▶ [Passage given]:
-------

Tim Koch on a unique Day of Remembrance.

Today is Anzac Day, a national day of remembrance in Australia and New Zealand that nowadays broadly commemorates the members of the armed forces of those two countries who have died on active service and, in the words of the New Zealand Ministry for Culture and Heritage, ‘the contribution and suffering of all those who have served’.

Anzac Day is one of the most important national occasions for both Australia and New Zealand, a unique example of two countries making reference to another in the name of their remembrance day.

The acronym ANZAC stands for Australian and New Zealand Army Corps. In 1915, Australian and New Zealand soldiers formed part of an Allied force that was to attempt to capture the Gallipoli Peninsula and open the way to the Black Sea for the Allied navies. The ANZAC force landed at Gallipoli on 25 April but immediately met fierce resistance from the Turks. A typical First World War stalemate ensued, and the campaign dragged on for eight months. By the end of 1915, the Allied forces were evacuated after both sides had suffered heavy casualties and endured great hardships. The Allied deaths totalled over 56,000, including nearly 9,000 Australians and nearly 3,000 New Zealanders.

Anzacs: ‘Mateship’ above all. Photo: Kerry Stokes Collection.

Though the Gallipoli Campaign was a failure, it made a profound impact on Australians and New Zealanders at home and it led to the birth of the so-called ‘Anzac Legend’ or ‘Anzac Spirit’. This suggests that Australians and New Zealanders, both soldiers and civilians, possess a ‘national character’ that includes the qualities of endurance, courage, good humour, ‘mateship’, irreverence in the face of authority, egalitarianism and a rejection of British class differences.

When the war had broken out in 1914, Australia had enjoyed the semi-independent status of a dominion of the British Empire for only 13 years, and New Zealand for only seven. Gallipoli is commonly described as the moment of birth of the nationhood both of Australia and of New Zealand, securing ‘psychological independence’ for the two nations. In 1915, the Australian poet, Banjo Paterson, wrote a poem, “We’re all Australians Now”, including the verse:

The mettle that a race can show
Is proved with shot and steel,
And now we know what nations know
And feel what nations feel.

One of the forgotten ‘Black Diggers’. Private Miller Mack from South Australia, one of the many Indigenous Australians that served in France in the First World War. Photo: The Australian War Memorial.

All this is not without its critics. For example, in 2008, former Australian Prime Minister, Paul Keating, said that it is ‘utter and complete nonsense’ to suggest that the nation was ‘born again or even redeemed [at Gallipoli]’. Some suggest that some modern commemorations of Anzac Day, particularly by the young, are crass, while others feel that New Zealand’s contribution is sometimes marginalised. Ultimately, however, even if the ‘Anzac Legend’ is, as some suggest, the ‘Anzac Myth’, it is still a vitally important element in the history of two great countries.

-------

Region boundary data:
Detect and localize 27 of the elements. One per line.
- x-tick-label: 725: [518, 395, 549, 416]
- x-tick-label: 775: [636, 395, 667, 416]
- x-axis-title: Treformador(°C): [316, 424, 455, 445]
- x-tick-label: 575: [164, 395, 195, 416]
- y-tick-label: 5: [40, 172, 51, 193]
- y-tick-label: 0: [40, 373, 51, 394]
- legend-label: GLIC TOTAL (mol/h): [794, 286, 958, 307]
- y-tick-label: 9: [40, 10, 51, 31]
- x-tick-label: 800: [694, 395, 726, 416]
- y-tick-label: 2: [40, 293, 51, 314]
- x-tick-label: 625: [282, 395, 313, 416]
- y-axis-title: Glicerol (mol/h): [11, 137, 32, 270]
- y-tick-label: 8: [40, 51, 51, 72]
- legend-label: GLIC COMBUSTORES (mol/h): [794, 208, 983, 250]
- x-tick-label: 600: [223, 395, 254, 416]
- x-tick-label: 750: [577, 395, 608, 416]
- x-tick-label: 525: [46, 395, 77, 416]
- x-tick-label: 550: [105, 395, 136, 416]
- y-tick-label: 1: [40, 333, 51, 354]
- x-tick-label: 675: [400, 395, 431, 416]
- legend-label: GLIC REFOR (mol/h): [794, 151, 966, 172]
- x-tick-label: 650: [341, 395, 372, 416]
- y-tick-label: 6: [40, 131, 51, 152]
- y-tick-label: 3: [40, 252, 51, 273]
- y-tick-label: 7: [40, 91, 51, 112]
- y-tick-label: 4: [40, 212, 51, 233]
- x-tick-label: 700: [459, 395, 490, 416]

-------

▶ [List of tasks]:
[a] What does the acronym ANZAC stand for, according to the passage on Anzac Day?
[b] Repeat the part of the Anzac Day passage that begins at the words "One of the forgotten" and stops after "Australian War Memorial.".
[c] Write the next part of the Anzac Day passage, picking up after its final sentence.

▶ [Outputs by task]:
[a] Australian and New Zealand Army Corps.

[b]
One of the forgotten ‘Black Diggers’. Private Miller Mack from South Australia, one of the many Indigenous Australians that served in France in the First World War. Photo: The Australian War Memorial.

[c]
To mark Anzac Day 2018, I am reposting part of my piece from 11 November 2013 titled “The Oarsmen’s Cenotaphs” (a Cenotaph is a monument erected in honour of a person or group of people whose remains are elsewhere). I had discovered the ‘Monument Australia’ website, which, to quote its homepage:

is a historical and educational research site which records the public monuments and memorials in all Australian States and Territories under various themes… Monuments and memorials reflect important values within the community… and this website aims to help in the preservation of this aspect of the cultural history of Australia.

Naturally, I put ‘rowing’ into the search facility and found five rowing club War Memorials, as it happens all from the state of Victoria.

The Barwon War Memorial. Picture: Nancy Alford/Monument Australia.

A broken column is the memorial for Barwon Rowing Club. It can symbolise a fallen leader or unfinished work and was used on tombs for those whose life was deemed cut short.

The Bairnsdale Memorial. Picture: Graeme Saunders/Monument Australia.

The Bairnsdale Rowing Club memorial is an obelisk dedicated to the 57 members of the Club who served in the First World War, 18 of whom died.

The Hawthorn’s Memorial. Picture: Kent Watson/Monument Australia.

A blunt and stereotypical Australian inscription on Hawthorn Rowing Club memorial states ‘They fought. They fell’.

Alexandra Gardens showing the Yarra River & Melbourne City Skyline. The Judges’ Box mentioned below is on the far end of the left bank. Picture by Donaldytong/Wikipedia.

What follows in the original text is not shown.